(Dataset items):
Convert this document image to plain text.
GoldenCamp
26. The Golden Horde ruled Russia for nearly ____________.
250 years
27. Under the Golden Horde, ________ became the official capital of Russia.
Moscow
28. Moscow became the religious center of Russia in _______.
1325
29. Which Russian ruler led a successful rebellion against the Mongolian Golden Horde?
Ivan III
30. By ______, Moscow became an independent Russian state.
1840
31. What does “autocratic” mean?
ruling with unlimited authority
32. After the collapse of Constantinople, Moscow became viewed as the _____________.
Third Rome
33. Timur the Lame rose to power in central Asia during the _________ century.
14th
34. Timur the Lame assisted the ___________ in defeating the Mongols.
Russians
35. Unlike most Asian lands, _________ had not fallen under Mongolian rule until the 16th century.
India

(Task instructions): From the listing, copy each line containing the word "Moscow".

(Written answer):
Moscow
28. Moscow became the religious center of Russia in _______.
30. By ______, Moscow became an independent Russian state.
32. After the collapse of Constantinople, Moscow became viewed as the _____________.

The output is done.